* Exercise *
Identify every line in the records below that contains the word "received", and reproduce each one.

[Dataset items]
#####

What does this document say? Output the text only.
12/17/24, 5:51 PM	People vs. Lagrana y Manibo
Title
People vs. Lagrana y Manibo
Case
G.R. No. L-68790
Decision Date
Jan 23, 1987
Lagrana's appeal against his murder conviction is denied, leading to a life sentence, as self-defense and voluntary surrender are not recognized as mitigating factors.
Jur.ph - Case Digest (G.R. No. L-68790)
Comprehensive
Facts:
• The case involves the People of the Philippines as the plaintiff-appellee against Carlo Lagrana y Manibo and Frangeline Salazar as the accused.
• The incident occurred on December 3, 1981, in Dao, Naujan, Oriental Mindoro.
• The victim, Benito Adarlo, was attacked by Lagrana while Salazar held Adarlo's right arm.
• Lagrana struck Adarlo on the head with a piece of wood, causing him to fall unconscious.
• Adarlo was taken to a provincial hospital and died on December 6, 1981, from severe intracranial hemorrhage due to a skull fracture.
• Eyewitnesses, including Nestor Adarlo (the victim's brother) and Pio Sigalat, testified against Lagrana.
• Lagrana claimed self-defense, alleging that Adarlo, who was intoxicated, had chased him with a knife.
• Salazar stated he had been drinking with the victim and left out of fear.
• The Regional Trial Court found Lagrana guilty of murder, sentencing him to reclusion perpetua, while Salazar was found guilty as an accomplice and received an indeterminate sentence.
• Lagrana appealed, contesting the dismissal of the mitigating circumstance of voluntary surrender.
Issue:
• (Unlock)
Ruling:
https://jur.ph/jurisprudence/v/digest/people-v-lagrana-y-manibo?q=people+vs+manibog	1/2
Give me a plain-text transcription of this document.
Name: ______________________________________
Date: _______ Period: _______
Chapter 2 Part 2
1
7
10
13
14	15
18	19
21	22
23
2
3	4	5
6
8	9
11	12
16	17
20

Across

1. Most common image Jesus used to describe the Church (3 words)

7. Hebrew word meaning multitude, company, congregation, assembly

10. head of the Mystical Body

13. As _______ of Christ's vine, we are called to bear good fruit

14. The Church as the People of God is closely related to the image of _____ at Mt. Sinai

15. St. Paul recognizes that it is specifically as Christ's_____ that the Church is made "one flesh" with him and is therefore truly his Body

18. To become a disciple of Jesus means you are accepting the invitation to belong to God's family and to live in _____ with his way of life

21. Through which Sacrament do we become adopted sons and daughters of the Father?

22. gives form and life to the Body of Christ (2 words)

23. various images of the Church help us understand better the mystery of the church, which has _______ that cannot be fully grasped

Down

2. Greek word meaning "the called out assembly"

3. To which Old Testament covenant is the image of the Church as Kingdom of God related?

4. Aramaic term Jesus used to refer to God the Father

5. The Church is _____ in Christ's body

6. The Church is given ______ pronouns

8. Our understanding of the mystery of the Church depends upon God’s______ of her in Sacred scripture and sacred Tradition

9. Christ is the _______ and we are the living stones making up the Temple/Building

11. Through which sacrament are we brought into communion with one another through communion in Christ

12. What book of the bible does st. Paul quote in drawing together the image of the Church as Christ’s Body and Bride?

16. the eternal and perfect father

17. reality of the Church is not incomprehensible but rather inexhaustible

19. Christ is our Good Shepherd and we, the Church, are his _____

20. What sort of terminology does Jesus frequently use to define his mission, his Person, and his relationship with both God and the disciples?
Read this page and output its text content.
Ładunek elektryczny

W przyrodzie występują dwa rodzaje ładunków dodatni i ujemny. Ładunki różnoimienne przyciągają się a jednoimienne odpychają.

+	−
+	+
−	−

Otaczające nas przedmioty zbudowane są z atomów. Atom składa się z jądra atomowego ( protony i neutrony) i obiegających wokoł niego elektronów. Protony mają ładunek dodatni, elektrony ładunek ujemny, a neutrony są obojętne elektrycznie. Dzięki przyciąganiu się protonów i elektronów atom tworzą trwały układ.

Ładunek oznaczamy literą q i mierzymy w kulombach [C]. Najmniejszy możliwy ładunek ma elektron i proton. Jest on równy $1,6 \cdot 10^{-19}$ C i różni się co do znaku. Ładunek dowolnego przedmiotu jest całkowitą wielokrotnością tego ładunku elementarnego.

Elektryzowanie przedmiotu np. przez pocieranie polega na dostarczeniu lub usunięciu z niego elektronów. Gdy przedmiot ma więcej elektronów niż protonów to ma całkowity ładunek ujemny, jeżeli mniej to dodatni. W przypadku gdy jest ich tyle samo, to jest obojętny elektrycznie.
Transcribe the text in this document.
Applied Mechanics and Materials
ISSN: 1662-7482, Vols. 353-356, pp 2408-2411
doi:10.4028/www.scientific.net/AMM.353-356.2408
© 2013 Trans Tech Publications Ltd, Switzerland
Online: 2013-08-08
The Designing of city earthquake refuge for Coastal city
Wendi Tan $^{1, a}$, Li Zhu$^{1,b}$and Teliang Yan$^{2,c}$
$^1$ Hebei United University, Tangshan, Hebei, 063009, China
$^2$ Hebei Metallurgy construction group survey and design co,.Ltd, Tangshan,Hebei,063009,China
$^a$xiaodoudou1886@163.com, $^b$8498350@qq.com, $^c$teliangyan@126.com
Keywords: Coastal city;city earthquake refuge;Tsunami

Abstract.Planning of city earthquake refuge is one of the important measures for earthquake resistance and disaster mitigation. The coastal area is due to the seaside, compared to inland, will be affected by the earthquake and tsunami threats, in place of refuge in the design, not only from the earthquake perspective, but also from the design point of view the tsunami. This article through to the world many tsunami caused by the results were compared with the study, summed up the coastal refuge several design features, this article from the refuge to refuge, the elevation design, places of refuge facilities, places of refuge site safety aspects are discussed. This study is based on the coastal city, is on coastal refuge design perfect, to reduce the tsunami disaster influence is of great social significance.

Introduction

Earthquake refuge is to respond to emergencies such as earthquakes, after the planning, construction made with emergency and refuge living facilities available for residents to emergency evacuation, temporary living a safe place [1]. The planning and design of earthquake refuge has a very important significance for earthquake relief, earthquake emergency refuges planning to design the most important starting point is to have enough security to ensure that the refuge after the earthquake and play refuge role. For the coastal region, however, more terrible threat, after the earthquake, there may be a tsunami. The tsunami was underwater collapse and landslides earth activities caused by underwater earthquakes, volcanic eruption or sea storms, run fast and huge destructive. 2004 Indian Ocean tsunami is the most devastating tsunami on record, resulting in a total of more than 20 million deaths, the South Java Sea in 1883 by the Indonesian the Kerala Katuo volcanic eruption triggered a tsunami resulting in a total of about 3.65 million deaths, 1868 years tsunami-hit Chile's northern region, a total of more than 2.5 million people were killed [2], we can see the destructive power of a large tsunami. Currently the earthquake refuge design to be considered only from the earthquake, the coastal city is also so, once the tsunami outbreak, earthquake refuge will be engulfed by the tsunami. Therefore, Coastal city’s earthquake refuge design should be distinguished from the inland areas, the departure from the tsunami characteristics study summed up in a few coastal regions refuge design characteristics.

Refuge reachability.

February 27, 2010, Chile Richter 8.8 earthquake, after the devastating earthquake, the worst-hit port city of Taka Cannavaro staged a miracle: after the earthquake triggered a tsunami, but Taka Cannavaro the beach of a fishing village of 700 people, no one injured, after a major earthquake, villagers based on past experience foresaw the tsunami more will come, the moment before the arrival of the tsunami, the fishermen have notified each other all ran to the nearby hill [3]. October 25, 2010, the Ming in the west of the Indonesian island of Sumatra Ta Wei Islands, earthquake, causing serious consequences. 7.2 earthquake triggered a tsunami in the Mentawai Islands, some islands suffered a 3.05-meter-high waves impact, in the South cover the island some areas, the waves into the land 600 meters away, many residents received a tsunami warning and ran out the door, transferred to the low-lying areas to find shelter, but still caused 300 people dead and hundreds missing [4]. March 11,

#####

* Response *
• The Regional Trial Court found Lagrana guilty of murder, sentencing him to reclusion perpetua, while Salazar was found guilty as an accomplice and received an indeterminate sentence.
February 27, 2010, Chile Richter 8.8 earthquake, after the devastating earthquake, the worst-hit port city of Taka Cannavaro staged a miracle: after the earthquake triggered a tsunami, but Taka Cannavaro the beach of a fishing village of 700 people, no one injured, after a major earthquake, villagers based on past experience foresaw the tsunami more will come, the moment before the arrival of the tsunami, the fishermen have notified each other all ran to the nearby hill [3]. October 25, 2010, the Ming in the west of the Indonesian island of Sumatra Ta Wei Islands, earthquake, causing serious consequences. 7.2 earthquake triggered a tsunami in the Mentawai Islands, some islands suffered a 3.05-meter-high waves impact, in the South cover the island some areas, the waves into the land 600 meters away, many residents received a tsunami warning and ran out the door, transferred to the low-lying areas to find shelter, but still caused 300 people dead and hundreds missing [4]. March 11,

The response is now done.